> [Directive]
Every line from the line containing "Transcribe this image's" through the final line of the data is to be printed exactly; no other line is to appear.
[Start]
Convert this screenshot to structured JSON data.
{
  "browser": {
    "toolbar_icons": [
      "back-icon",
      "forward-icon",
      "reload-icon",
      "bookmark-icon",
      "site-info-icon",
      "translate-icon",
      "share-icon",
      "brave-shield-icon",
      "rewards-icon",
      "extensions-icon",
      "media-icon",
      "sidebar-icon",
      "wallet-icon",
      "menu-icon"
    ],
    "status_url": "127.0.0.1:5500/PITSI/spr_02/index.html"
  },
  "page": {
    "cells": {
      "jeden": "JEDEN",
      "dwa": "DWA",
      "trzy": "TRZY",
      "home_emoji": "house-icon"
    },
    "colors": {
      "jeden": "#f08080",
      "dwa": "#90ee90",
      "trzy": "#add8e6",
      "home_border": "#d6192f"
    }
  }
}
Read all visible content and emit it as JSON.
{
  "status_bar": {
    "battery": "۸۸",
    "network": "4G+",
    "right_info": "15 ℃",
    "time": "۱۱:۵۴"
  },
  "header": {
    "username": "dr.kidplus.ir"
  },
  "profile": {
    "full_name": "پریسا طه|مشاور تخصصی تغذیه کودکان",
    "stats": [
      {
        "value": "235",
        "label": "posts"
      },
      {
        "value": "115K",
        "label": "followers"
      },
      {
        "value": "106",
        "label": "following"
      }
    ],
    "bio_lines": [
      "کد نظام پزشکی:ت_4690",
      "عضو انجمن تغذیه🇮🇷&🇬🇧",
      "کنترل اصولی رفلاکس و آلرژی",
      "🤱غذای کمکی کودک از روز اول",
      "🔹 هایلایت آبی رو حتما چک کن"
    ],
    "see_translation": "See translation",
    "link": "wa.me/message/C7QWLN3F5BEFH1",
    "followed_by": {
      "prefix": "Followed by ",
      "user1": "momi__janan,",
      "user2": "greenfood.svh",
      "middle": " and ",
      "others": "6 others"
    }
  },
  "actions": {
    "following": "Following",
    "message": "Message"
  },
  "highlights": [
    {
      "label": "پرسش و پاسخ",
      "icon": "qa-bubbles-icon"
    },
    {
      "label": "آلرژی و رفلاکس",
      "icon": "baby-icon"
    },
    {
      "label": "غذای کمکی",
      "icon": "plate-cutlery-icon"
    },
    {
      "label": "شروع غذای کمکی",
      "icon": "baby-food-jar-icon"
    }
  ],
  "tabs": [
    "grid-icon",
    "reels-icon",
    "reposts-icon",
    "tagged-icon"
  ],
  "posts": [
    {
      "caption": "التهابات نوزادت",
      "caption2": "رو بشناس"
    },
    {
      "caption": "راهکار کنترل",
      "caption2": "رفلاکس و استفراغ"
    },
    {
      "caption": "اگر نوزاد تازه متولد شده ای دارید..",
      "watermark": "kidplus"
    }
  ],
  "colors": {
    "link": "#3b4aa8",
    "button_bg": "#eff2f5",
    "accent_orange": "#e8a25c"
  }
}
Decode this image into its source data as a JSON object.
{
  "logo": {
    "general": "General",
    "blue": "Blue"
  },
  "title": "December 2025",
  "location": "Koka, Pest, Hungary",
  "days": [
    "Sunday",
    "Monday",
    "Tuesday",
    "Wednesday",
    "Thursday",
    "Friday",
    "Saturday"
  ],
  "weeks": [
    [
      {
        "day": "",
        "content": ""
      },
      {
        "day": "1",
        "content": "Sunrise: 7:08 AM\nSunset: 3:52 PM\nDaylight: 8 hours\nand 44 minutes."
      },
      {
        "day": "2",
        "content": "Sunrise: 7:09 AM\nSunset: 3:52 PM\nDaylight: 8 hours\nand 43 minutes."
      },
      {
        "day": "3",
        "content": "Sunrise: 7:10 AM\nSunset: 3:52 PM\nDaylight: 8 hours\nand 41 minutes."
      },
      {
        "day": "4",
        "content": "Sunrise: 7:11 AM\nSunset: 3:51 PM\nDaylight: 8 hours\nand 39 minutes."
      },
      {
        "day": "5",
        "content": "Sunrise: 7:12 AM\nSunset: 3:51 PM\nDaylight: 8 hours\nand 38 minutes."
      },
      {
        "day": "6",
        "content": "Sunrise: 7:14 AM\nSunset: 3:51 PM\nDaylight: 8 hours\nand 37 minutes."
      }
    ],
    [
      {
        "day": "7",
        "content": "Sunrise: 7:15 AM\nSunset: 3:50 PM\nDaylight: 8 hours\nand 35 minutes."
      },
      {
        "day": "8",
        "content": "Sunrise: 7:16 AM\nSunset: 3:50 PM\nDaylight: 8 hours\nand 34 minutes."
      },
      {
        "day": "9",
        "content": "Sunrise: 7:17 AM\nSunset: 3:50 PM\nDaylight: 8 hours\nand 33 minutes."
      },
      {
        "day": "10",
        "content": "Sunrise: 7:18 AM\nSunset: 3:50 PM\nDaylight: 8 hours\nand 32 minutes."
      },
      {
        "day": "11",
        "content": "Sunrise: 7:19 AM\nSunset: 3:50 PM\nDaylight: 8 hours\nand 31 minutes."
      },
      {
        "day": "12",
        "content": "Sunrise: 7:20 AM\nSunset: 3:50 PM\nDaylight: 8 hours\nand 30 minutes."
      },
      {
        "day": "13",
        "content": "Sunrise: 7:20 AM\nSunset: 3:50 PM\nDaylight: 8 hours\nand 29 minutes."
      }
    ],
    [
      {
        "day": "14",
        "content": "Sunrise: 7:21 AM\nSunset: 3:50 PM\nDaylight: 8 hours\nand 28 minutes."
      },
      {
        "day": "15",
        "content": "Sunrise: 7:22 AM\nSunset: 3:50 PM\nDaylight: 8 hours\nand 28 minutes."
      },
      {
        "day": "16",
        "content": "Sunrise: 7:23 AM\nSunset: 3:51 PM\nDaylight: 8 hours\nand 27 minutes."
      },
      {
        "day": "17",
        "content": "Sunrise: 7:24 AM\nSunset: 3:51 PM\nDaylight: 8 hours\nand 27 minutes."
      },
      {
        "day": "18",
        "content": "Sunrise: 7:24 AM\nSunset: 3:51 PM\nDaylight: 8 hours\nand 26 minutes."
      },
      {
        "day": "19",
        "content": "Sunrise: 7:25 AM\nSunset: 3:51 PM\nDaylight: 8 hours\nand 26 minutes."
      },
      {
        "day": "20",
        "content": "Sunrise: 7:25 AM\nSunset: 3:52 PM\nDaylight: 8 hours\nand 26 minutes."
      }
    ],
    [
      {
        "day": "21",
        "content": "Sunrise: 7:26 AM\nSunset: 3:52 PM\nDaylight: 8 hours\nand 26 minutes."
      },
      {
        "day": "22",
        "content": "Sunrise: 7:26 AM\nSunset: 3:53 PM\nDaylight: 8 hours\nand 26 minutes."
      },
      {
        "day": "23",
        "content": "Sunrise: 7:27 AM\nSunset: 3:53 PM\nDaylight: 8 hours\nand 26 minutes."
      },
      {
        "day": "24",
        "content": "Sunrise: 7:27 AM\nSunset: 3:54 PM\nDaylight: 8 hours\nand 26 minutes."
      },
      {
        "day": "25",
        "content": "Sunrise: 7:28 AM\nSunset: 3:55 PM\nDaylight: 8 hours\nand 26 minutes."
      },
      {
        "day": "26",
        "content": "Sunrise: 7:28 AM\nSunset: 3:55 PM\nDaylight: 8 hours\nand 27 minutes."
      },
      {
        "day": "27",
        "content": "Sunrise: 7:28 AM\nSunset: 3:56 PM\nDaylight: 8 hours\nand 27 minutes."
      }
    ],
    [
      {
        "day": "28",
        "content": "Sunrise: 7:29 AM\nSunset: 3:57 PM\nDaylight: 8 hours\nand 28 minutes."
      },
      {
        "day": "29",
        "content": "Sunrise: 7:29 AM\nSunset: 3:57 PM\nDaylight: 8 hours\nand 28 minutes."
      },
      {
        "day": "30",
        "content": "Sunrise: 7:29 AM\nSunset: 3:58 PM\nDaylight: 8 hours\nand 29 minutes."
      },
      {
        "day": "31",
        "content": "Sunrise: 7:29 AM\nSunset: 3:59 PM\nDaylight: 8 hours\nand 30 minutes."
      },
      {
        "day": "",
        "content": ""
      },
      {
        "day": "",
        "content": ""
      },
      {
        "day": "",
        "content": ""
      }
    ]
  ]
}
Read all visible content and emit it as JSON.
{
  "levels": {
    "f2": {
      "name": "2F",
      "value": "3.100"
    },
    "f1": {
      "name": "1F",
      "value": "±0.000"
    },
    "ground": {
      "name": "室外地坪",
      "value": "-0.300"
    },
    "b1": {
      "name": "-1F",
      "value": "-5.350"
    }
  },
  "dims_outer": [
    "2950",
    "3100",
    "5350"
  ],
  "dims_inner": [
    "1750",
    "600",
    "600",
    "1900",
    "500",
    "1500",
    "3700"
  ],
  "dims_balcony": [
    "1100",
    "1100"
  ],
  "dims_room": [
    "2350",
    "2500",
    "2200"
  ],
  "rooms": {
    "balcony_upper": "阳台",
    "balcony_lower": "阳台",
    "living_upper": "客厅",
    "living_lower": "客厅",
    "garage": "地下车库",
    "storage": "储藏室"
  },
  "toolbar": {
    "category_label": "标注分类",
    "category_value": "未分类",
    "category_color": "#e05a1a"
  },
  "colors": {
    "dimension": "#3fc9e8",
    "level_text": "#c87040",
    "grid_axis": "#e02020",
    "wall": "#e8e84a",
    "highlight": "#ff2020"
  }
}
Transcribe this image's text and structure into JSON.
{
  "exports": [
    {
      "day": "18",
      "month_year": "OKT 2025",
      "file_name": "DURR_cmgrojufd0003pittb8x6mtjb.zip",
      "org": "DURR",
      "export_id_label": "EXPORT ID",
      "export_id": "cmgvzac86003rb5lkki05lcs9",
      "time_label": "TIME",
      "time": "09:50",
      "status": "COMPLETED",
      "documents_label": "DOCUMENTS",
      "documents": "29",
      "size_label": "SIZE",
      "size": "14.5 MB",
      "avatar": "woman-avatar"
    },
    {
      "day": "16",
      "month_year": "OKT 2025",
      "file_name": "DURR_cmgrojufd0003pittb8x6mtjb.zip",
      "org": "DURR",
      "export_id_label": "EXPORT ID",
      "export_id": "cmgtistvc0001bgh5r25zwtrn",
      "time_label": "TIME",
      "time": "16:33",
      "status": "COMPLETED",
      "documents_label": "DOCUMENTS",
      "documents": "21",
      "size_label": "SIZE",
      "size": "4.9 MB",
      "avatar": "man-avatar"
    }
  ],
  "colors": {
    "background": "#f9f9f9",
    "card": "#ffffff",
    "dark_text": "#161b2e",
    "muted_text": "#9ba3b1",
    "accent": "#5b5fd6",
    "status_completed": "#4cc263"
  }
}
[End]
> [Reply to the task]
Transcribe this image's text and structure into JSON.
{
  "exports": [
    {
      "day": "18",
      "month_year": "OKT 2025",
      "file_name": "DURR_cmgrojufd0003pittb8x6mtjb.zip",
      "org": "DURR",
      "export_id_label": "EXPORT ID",
      "export_id": "cmgvzac86003rb5lkki05lcs9",
      "time_label": "TIME",
      "time": "09:50",
      "status": "COMPLETED",
      "documents_label": "DOCUMENTS",
      "documents": "29",
      "size_label": "SIZE",
      "size": "14.5 MB",
      "avatar": "woman-avatar"
    },
    {
      "day": "16",
      "month_year": "OKT 2025",
      "file_name": "DURR_cmgrojufd0003pittb8x6mtjb.zip",
      "org": "DURR",
      "export_id_label": "EXPORT ID",
      "export_id": "cmgtistvc0001bgh5r25zwtrn",
      "time_label": "TIME",
      "time": "16:33",
      "status": "COMPLETED",
      "documents_label": "DOCUMENTS",
      "documents": "21",
      "size_label": "SIZE",
      "size": "4.9 MB",
      "avatar": "man-avatar"
    }
  ],
  "colors": {
    "background": "#f9f9f9",
    "card": "#ffffff",
    "dark_text": "#161b2e",
    "muted_text": "#9ba3b1",
    "accent": "#5b5fd6",
    "status_completed": "#4cc263"
  }
}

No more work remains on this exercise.